*Data in this exercise*:

++++++++++

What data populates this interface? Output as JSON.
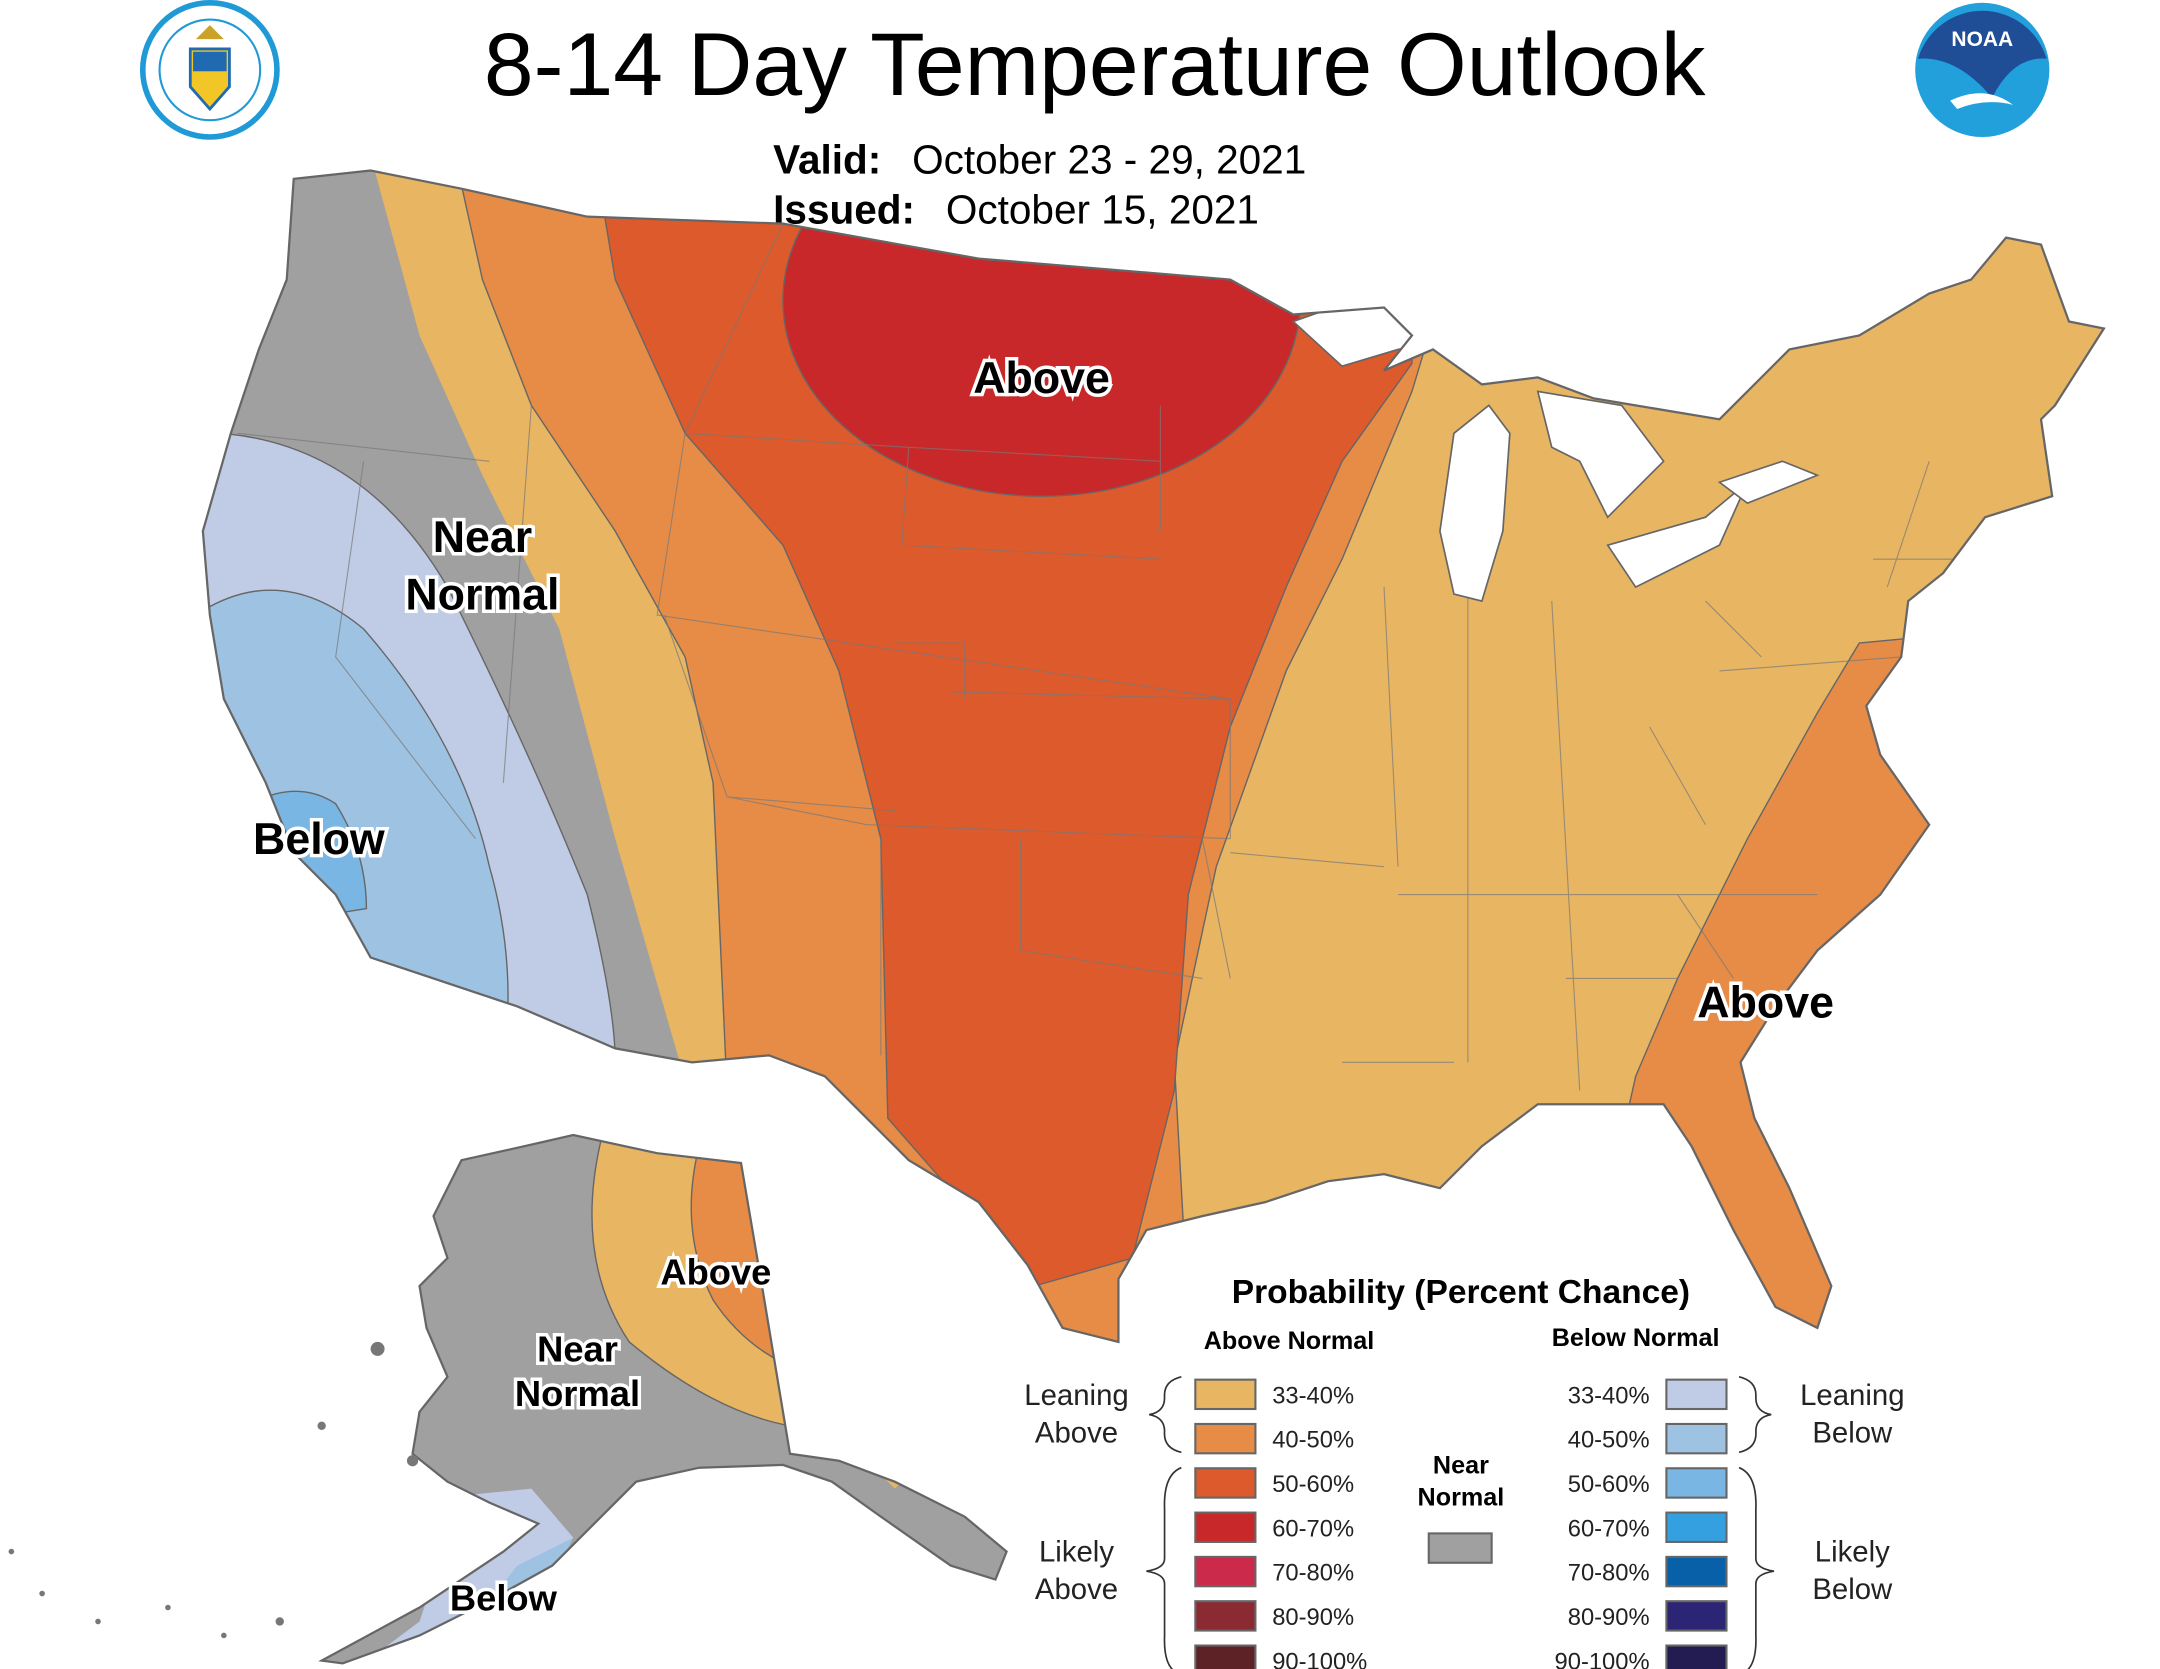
{
  "header": {
    "title": "8-14 Day Temperature Outlook",
    "valid_label": "Valid:",
    "valid_value": "October 23 - 29, 2021",
    "issued_label": "Issued:",
    "issued_value": "October 15, 2021",
    "left_logo": "Department of Commerce · United States of America",
    "right_logo": "NOAA"
  },
  "map": {
    "labels": {
      "conus_above_north": "Above",
      "conus_near_normal_1": "Near",
      "conus_near_normal_2": "Normal",
      "conus_below": "Below",
      "conus_above_southeast": "Above",
      "ak_above": "Above",
      "ak_near_normal_1": "Near",
      "ak_near_normal_2": "Normal",
      "ak_below": "Below"
    },
    "colors": {
      "near_normal": "#a0a0a0",
      "lake": "#ffffff",
      "border": "#666666"
    }
  },
  "legend": {
    "title": "Probability (Percent Chance)",
    "above_header": "Above Normal",
    "below_header": "Below Normal",
    "near_normal_1": "Near",
    "near_normal_2": "Normal",
    "near_normal_color": "#a0a0a0",
    "leaning_above_1": "Leaning",
    "leaning_above_2": "Above",
    "likely_above_1": "Likely",
    "likely_above_2": "Above",
    "leaning_below_1": "Leaning",
    "leaning_below_2": "Below",
    "likely_below_1": "Likely",
    "likely_below_2": "Below",
    "above": [
      {
        "range": "33-40%",
        "color": "#e8b563"
      },
      {
        "range": "40-50%",
        "color": "#e68c47"
      },
      {
        "range": "50-60%",
        "color": "#dc5a2c"
      },
      {
        "range": "60-70%",
        "color": "#c8282a"
      },
      {
        "range": "70-80%",
        "color": "#cc2a4a"
      },
      {
        "range": "80-90%",
        "color": "#8c2a34"
      },
      {
        "range": "90-100%",
        "color": "#5c2226"
      }
    ],
    "below": [
      {
        "range": "33-40%",
        "color": "#c0cce6"
      },
      {
        "range": "40-50%",
        "color": "#9ec2e2"
      },
      {
        "range": "50-60%",
        "color": "#7ab6e4"
      },
      {
        "range": "60-70%",
        "color": "#34a0e0"
      },
      {
        "range": "70-80%",
        "color": "#0860a8"
      },
      {
        "range": "80-90%",
        "color": "#2c2474"
      },
      {
        "range": "90-100%",
        "color": "#221c52"
      }
    ]
  }
}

++++++++++

*Work instructions*: In the copy, include no pictures; restate the listing above exactly.

*Result*:
What data populates this interface? Output as JSON.
{
  "header": {
    "title": "8-14 Day Temperature Outlook",
    "valid_label": "Valid:",
    "valid_value": "October 23 - 29, 2021",
    "issued_label": "Issued:",
    "issued_value": "October 15, 2021",
    "left_logo": "Department of Commerce · United States of America",
    "right_logo": "NOAA"
  },
  "map": {
    "labels": {
      "conus_above_north": "Above",
      "conus_near_normal_1": "Near",
      "conus_near_normal_2": "Normal",
      "conus_below": "Below",
      "conus_above_southeast": "Above",
      "ak_above": "Above",
      "ak_near_normal_1": "Near",
      "ak_near_normal_2": "Normal",
      "ak_below": "Below"
    },
    "colors": {
      "near_normal": "#a0a0a0",
      "lake": "#ffffff",
      "border": "#666666"
    }
  },
  "legend": {
    "title": "Probability (Percent Chance)",
    "above_header": "Above Normal",
    "below_header": "Below Normal",
    "near_normal_1": "Near",
    "near_normal_2": "Normal",
    "near_normal_color": "#a0a0a0",
    "leaning_above_1": "Leaning",
    "leaning_above_2": "Above",
    "likely_above_1": "Likely",
    "likely_above_2": "Above",
    "leaning_below_1": "Leaning",
    "leaning_below_2": "Below",
    "likely_below_1": "Likely",
    "likely_below_2": "Below",
    "above": [
      {
        "range": "33-40%",
        "color": "#e8b563"
      },
      {
        "range": "40-50%",
        "color": "#e68c47"
      },
      {
        "range": "50-60%",
        "color": "#dc5a2c"
      },
      {
        "range": "60-70%",
        "color": "#c8282a"
      },
      {
        "range": "70-80%",
        "color": "#cc2a4a"
      },
      {
        "range": "80-90%",
        "color": "#8c2a34"
      },
      {
        "range": "90-100%",
        "color": "#5c2226"
      }
    ],
    "below": [
      {
        "range": "33-40%",
        "color": "#c0cce6"
      },
      {
        "range": "40-50%",
        "color": "#9ec2e2"
      },
      {
        "range": "50-60%",
        "color": "#7ab6e4"
      },
      {
        "range": "60-70%",
        "color": "#34a0e0"
      },
      {
        "range": "70-80%",
        "color": "#0860a8"
      },
      {
        "range": "80-90%",
        "color": "#2c2474"
      },
      {
        "range": "90-100%",
        "color": "#221c52"
      }
    ]
  }
}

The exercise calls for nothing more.